• WHAT TO DO:
Locate the word "structured" in the data below, then copy every line that holds it.
===== GIVEN DATA
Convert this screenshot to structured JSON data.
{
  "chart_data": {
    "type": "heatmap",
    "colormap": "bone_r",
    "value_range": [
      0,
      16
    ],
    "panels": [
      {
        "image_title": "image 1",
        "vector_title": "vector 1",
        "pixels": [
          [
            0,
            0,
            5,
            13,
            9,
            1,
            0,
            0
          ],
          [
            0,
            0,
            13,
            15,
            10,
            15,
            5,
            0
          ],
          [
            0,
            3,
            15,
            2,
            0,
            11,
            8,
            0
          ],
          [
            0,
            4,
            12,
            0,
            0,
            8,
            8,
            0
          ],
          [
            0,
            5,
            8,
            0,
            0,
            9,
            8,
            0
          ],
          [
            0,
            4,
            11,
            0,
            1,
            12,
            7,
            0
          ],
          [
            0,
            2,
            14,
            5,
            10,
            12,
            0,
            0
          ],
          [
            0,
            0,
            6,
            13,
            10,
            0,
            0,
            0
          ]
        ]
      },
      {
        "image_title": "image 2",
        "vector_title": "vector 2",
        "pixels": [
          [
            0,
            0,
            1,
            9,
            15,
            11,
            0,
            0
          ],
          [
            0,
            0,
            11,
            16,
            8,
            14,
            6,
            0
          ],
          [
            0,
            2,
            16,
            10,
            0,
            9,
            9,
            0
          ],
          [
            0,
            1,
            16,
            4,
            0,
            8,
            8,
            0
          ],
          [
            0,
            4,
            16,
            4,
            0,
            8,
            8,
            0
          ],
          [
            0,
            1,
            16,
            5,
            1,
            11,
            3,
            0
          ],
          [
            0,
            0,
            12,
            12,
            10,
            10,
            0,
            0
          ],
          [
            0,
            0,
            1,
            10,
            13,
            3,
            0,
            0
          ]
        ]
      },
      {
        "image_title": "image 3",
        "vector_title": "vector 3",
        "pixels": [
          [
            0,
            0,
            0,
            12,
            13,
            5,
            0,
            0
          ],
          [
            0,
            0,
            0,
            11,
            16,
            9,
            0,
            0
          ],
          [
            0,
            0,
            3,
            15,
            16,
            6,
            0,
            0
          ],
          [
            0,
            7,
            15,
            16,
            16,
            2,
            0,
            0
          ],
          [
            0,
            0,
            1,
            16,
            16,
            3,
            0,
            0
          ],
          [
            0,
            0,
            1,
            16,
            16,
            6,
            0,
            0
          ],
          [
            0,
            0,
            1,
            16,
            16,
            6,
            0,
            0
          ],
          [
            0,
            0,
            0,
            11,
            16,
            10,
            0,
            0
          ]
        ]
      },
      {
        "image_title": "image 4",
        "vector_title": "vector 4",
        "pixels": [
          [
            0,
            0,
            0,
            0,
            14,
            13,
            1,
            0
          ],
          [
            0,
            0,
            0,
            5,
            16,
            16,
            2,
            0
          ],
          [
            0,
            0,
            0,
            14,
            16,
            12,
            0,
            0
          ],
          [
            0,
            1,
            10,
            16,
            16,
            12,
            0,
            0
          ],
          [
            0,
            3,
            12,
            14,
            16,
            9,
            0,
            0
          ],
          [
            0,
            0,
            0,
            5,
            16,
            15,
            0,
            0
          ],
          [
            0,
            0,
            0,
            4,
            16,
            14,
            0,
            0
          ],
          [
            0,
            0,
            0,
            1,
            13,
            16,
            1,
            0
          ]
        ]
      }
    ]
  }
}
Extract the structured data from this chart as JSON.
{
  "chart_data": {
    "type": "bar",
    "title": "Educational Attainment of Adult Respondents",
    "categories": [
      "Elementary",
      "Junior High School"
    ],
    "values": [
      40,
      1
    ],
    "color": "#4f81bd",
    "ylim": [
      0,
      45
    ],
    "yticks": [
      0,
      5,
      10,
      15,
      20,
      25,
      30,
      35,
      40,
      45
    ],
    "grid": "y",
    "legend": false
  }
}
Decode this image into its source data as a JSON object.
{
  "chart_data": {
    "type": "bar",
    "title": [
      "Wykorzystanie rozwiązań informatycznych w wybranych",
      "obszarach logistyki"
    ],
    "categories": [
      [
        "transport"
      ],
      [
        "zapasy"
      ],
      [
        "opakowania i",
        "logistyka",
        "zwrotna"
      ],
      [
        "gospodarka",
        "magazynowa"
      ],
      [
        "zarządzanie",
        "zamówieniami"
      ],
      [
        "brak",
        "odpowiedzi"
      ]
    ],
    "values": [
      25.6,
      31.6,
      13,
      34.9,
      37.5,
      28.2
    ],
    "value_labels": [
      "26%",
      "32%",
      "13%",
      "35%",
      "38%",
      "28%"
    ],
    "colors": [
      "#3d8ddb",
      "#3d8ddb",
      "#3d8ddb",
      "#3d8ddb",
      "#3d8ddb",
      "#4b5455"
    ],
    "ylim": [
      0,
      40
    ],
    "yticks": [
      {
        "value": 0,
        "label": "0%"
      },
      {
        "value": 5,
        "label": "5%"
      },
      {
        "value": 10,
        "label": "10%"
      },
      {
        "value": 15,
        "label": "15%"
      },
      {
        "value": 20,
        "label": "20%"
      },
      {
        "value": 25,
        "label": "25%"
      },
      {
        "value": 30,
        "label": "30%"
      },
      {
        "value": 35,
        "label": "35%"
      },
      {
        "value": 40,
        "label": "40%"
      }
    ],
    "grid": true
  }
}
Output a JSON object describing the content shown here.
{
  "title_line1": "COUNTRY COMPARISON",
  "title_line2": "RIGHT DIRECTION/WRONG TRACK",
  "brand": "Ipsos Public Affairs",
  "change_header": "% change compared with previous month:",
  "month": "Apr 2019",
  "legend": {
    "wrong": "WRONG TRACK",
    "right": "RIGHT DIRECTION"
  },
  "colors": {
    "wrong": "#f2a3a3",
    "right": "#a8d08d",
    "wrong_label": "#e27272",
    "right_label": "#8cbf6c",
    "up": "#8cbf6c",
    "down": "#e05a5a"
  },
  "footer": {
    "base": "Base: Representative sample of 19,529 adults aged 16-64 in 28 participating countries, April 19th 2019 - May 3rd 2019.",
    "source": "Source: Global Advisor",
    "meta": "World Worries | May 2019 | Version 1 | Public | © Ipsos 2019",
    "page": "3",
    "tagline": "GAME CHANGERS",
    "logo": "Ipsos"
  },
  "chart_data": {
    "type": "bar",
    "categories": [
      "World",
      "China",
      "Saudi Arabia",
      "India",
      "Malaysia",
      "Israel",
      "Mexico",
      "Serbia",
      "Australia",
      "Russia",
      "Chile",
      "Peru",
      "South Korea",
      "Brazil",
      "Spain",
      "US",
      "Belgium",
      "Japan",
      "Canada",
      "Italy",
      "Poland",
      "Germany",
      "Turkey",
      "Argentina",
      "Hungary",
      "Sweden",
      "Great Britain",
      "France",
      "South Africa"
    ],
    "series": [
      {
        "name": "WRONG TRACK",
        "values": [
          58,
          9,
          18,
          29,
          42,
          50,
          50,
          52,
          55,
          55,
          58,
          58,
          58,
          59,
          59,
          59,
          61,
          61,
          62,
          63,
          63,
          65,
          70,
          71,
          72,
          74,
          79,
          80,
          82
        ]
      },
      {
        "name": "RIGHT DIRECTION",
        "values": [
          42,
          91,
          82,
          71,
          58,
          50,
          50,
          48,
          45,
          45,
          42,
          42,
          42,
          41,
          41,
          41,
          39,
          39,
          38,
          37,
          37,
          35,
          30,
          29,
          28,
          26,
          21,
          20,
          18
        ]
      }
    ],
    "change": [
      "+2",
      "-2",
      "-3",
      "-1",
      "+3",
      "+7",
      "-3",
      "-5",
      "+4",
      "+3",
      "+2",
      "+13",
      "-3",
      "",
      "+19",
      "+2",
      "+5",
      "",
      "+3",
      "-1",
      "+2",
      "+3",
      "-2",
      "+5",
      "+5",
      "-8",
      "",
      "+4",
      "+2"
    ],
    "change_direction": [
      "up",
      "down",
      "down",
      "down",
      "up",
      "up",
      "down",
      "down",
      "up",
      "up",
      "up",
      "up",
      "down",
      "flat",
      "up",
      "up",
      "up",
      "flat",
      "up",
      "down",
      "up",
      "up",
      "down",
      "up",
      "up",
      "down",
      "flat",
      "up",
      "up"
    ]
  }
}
==========
• SOLVED PROBLEM:
Convert this screenshot to structured JSON data.
Extract the structured data from this chart as JSON.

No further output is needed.